▶ **Excerpted data**
★ ★ ★ ★ ★ ★ ★

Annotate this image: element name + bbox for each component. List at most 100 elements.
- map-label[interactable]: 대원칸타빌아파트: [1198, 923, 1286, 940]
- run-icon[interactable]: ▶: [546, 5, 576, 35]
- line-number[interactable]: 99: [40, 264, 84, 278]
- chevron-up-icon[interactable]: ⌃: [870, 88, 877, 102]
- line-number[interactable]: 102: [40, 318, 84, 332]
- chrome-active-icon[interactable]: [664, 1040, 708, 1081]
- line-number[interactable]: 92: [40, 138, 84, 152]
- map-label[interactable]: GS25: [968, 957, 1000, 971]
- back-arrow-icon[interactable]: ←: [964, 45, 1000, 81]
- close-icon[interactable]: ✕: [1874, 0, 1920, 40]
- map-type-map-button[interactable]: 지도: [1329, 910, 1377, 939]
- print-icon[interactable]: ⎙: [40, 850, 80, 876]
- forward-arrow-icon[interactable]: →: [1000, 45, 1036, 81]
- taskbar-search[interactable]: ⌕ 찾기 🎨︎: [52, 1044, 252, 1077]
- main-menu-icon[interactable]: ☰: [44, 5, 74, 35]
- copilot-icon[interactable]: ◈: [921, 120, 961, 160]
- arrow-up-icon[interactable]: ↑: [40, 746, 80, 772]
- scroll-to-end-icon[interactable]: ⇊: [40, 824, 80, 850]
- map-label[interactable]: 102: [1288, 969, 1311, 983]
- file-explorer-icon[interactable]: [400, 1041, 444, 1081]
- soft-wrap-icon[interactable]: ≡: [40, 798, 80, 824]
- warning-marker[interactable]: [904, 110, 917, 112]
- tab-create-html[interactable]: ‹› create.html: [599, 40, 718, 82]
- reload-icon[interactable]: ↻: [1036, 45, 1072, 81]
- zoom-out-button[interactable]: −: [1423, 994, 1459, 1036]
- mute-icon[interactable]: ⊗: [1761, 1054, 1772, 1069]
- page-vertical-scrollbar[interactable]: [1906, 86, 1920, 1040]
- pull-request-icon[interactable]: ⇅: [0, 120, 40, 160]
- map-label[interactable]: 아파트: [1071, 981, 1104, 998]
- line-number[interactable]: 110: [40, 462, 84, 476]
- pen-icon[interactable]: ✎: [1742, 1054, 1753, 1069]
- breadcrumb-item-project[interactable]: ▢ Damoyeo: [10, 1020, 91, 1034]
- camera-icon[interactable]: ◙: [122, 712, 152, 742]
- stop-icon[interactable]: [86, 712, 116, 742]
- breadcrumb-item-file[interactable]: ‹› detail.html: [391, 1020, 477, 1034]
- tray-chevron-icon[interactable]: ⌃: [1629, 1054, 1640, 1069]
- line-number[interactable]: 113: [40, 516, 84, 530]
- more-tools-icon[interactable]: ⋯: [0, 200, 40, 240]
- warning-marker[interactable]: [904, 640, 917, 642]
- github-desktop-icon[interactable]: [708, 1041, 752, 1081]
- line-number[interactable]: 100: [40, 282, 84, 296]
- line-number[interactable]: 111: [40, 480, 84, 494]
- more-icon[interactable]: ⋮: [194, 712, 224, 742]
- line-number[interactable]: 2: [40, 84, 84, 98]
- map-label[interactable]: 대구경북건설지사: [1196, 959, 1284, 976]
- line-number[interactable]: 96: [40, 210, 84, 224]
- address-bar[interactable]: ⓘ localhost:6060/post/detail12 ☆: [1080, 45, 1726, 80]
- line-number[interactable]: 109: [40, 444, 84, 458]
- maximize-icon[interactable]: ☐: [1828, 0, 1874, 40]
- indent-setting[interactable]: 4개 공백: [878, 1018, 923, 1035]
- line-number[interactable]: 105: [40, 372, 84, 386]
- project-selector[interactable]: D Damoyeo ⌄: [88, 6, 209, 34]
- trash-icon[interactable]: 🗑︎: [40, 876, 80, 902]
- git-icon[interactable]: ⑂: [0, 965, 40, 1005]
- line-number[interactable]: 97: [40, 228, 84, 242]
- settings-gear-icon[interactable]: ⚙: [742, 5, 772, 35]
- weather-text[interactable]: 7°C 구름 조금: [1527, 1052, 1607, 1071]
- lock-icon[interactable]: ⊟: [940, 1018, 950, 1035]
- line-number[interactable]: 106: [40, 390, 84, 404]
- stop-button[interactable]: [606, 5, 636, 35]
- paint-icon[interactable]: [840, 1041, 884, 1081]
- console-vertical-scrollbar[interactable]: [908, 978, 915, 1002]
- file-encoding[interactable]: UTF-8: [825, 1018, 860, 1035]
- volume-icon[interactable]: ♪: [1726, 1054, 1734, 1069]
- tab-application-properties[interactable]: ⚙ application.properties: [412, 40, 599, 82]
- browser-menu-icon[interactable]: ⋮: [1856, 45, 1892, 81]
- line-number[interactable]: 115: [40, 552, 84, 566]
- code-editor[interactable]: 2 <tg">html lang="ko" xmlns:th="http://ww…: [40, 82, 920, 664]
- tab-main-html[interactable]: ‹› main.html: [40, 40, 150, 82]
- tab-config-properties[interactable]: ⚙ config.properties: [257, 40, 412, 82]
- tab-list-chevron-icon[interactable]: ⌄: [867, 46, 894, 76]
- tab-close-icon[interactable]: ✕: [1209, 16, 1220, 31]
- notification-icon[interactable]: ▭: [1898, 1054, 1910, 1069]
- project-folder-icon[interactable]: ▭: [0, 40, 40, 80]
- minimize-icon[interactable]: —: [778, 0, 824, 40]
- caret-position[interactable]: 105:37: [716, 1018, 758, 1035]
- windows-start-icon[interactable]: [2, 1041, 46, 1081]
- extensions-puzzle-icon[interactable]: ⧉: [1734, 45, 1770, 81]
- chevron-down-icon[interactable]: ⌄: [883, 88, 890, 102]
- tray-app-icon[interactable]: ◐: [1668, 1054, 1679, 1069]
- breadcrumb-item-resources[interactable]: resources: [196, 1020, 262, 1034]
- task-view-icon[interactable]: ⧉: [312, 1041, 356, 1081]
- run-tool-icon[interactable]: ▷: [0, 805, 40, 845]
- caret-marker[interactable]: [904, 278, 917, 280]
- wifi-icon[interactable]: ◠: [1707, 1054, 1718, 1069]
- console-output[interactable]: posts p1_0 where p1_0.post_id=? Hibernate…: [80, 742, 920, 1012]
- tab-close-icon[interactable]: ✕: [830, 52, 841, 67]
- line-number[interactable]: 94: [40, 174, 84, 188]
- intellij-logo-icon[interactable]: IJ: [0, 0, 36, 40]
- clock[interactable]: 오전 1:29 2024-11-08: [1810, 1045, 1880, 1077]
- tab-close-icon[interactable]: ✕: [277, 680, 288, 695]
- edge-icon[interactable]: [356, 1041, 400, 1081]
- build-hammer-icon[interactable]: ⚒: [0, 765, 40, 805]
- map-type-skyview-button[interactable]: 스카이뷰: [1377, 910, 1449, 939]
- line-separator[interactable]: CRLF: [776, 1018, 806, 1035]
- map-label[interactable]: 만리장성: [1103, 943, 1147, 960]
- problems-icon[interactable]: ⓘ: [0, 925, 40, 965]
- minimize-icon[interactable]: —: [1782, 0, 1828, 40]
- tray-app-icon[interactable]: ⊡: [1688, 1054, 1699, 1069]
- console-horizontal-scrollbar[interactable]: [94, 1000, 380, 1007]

★ ★ ★ ★ ★ ★ ★

▶ **What is expected**
Reproduce every item above word for word, without changing anything.

▶ **In response**
Annotate this image: element name + bbox for each component. List at most 100 elements.
- map-label[interactable]: 대원칸타빌아파트: [1198, 923, 1286, 940]
- run-icon[interactable]: ▶: [546, 5, 576, 35]
- line-number[interactable]: 99: [40, 264, 84, 278]
- chevron-up-icon[interactable]: ⌃: [870, 88, 877, 102]
- line-number[interactable]: 102: [40, 318, 84, 332]
- chrome-active-icon[interactable]: [664, 1040, 708, 1081]
- line-number[interactable]: 92: [40, 138, 84, 152]
- map-label[interactable]: GS25: [968, 957, 1000, 971]
- back-arrow-icon[interactable]: ←: [964, 45, 1000, 81]
- close-icon[interactable]: ✕: [1874, 0, 1920, 40]
- map-type-map-button[interactable]: 지도: [1329, 910, 1377, 939]
- print-icon[interactable]: ⎙: [40, 850, 80, 876]
- forward-arrow-icon[interactable]: →: [1000, 45, 1036, 81]
- taskbar-search[interactable]: ⌕ 찾기 🎨︎: [52, 1044, 252, 1077]
- main-menu-icon[interactable]: ☰: [44, 5, 74, 35]
- copilot-icon[interactable]: ◈: [921, 120, 961, 160]
- arrow-up-icon[interactable]: ↑: [40, 746, 80, 772]
- scroll-to-end-icon[interactable]: ⇊: [40, 824, 80, 850]
- map-label[interactable]: 102: [1288, 969, 1311, 983]
- file-explorer-icon[interactable]: [400, 1041, 444, 1081]
- soft-wrap-icon[interactable]: ≡: [40, 798, 80, 824]
- warning-marker[interactable]: [904, 110, 917, 112]
- tab-create-html[interactable]: ‹› create.html: [599, 40, 718, 82]
- reload-icon[interactable]: ↻: [1036, 45, 1072, 81]
- zoom-out-button[interactable]: −: [1423, 994, 1459, 1036]
- mute-icon[interactable]: ⊗: [1761, 1054, 1772, 1069]
- page-vertical-scrollbar[interactable]: [1906, 86, 1920, 1040]
- pull-request-icon[interactable]: ⇅: [0, 120, 40, 160]
- map-label[interactable]: 아파트: [1071, 981, 1104, 998]
- line-number[interactable]: 110: [40, 462, 84, 476]
- pen-icon[interactable]: ✎: [1742, 1054, 1753, 1069]
- breadcrumb-item-project[interactable]: ▢ Damoyeo: [10, 1020, 91, 1034]
- camera-icon[interactable]: ◙: [122, 712, 152, 742]
- stop-icon[interactable]: [86, 712, 116, 742]
- breadcrumb-item-file[interactable]: ‹› detail.html: [391, 1020, 477, 1034]
- tray-chevron-icon[interactable]: ⌃: [1629, 1054, 1640, 1069]
- line-number[interactable]: 113: [40, 516, 84, 530]
- more-tools-icon[interactable]: ⋯: [0, 200, 40, 240]
- warning-marker[interactable]: [904, 640, 917, 642]
- github-desktop-icon[interactable]: [708, 1041, 752, 1081]
- line-number[interactable]: 100: [40, 282, 84, 296]
- line-number[interactable]: 111: [40, 480, 84, 494]
- more-icon[interactable]: ⋮: [194, 712, 224, 742]
- line-number[interactable]: 2: [40, 84, 84, 98]
- map-label[interactable]: 대구경북건설지사: [1196, 959, 1284, 976]
- line-number[interactable]: 96: [40, 210, 84, 224]
- address-bar[interactable]: ⓘ localhost:6060/post/detail12 ☆: [1080, 45, 1726, 80]
- line-number[interactable]: 109: [40, 444, 84, 458]
- maximize-icon[interactable]: ☐: [1828, 0, 1874, 40]
- indent-setting[interactable]: 4개 공백: [878, 1018, 923, 1035]
- line-number[interactable]: 105: [40, 372, 84, 386]
- project-selector[interactable]: D Damoyeo ⌄: [88, 6, 209, 34]
- trash-icon[interactable]: 🗑︎: [40, 876, 80, 902]
- git-icon[interactable]: ⑂: [0, 965, 40, 1005]
- line-number[interactable]: 97: [40, 228, 84, 242]
- settings-gear-icon[interactable]: ⚙: [742, 5, 772, 35]
- weather-text[interactable]: 7°C 구름 조금: [1527, 1052, 1607, 1071]
- lock-icon[interactable]: ⊟: [940, 1018, 950, 1035]
- line-number[interactable]: 106: [40, 390, 84, 404]
- stop-button[interactable]: [606, 5, 636, 35]
- paint-icon[interactable]: [840, 1041, 884, 1081]
- console-vertical-scrollbar[interactable]: [908, 978, 915, 1002]
- file-encoding[interactable]: UTF-8: [825, 1018, 860, 1035]
- volume-icon[interactable]: ♪: [1726, 1054, 1734, 1069]
- tab-application-properties[interactable]: ⚙ application.properties: [412, 40, 599, 82]
- browser-menu-icon[interactable]: ⋮: [1856, 45, 1892, 81]
- line-number[interactable]: 115: [40, 552, 84, 566]
- code-editor[interactable]: 2 <tg">html lang="ko" xmlns:th="http://ww…: [40, 82, 920, 664]
- tab-main-html[interactable]: ‹› main.html: [40, 40, 150, 82]
- tab-config-properties[interactable]: ⚙ config.properties: [257, 40, 412, 82]
- tab-list-chevron-icon[interactable]: ⌄: [867, 46, 894, 76]
- tab-close-icon[interactable]: ✕: [1209, 16, 1220, 31]
- notification-icon[interactable]: ▭: [1898, 1054, 1910, 1069]
- project-folder-icon[interactable]: ▭: [0, 40, 40, 80]
- minimize-icon[interactable]: —: [778, 0, 824, 40]
- caret-position[interactable]: 105:37: [716, 1018, 758, 1035]
- windows-start-icon[interactable]: [2, 1041, 46, 1081]
- extensions-puzzle-icon[interactable]: ⧉: [1734, 45, 1770, 81]
- chevron-down-icon[interactable]: ⌄: [883, 88, 890, 102]
- tray-app-icon[interactable]: ◐: [1668, 1054, 1679, 1069]
- breadcrumb-item-resources[interactable]: resources: [196, 1020, 262, 1034]
- task-view-icon[interactable]: ⧉: [312, 1041, 356, 1081]
- run-tool-icon[interactable]: ▷: [0, 805, 40, 845]
- caret-marker[interactable]: [904, 278, 917, 280]
- wifi-icon[interactable]: ◠: [1707, 1054, 1718, 1069]
- console-output[interactable]: posts p1_0 where p1_0.post_id=? Hibernate…: [80, 742, 920, 1012]
- tab-close-icon[interactable]: ✕: [830, 52, 841, 67]
- line-number[interactable]: 94: [40, 174, 84, 188]
- intellij-logo-icon[interactable]: IJ: [0, 0, 36, 40]
- clock[interactable]: 오전 1:29 2024-11-08: [1810, 1045, 1880, 1077]
- tab-close-icon[interactable]: ✕: [277, 680, 288, 695]
- edge-icon[interactable]: [356, 1041, 400, 1081]
- build-hammer-icon[interactable]: ⚒: [0, 765, 40, 805]
- map-type-skyview-button[interactable]: 스카이뷰: [1377, 910, 1449, 939]
- line-separator[interactable]: CRLF: [776, 1018, 806, 1035]
- map-label[interactable]: 만리장성: [1103, 943, 1147, 960]
- problems-icon[interactable]: ⓘ: [0, 925, 40, 965]
- minimize-icon[interactable]: —: [1782, 0, 1828, 40]
- tray-app-icon[interactable]: ⊡: [1688, 1054, 1699, 1069]
- console-horizontal-scrollbar[interactable]: [94, 1000, 380, 1007]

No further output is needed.